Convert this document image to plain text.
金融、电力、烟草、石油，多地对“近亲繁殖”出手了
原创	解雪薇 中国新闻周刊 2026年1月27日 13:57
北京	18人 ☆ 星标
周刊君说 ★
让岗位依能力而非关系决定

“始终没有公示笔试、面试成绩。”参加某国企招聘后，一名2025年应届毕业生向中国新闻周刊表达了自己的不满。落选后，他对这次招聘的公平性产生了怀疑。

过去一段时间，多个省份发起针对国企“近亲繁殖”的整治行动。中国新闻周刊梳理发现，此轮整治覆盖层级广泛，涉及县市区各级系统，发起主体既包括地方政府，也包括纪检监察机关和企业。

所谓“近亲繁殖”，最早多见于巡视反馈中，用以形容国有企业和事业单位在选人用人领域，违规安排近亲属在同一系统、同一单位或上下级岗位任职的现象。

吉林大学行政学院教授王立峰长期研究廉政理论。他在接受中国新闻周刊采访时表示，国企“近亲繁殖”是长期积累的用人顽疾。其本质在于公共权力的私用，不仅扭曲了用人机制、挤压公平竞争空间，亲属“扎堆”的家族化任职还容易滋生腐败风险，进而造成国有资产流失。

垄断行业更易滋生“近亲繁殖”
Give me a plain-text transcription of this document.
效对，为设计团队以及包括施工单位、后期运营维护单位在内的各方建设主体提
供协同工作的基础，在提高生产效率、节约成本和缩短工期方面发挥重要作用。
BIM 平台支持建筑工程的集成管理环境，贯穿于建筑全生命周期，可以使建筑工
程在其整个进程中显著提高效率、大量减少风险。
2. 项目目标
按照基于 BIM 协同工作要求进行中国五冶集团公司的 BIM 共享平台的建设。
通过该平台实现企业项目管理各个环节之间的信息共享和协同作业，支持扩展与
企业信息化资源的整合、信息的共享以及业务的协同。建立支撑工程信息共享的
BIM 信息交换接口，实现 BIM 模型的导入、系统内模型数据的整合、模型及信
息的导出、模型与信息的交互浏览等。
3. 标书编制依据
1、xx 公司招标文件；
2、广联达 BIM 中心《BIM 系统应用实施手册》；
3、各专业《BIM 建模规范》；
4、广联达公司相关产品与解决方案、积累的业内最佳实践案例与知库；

= = =

▸ Set task: Pull out each line containing the word "document" and copy it.

▸ Task output:
Convert this document image to plain text.
Give me a plain-text transcription of this document.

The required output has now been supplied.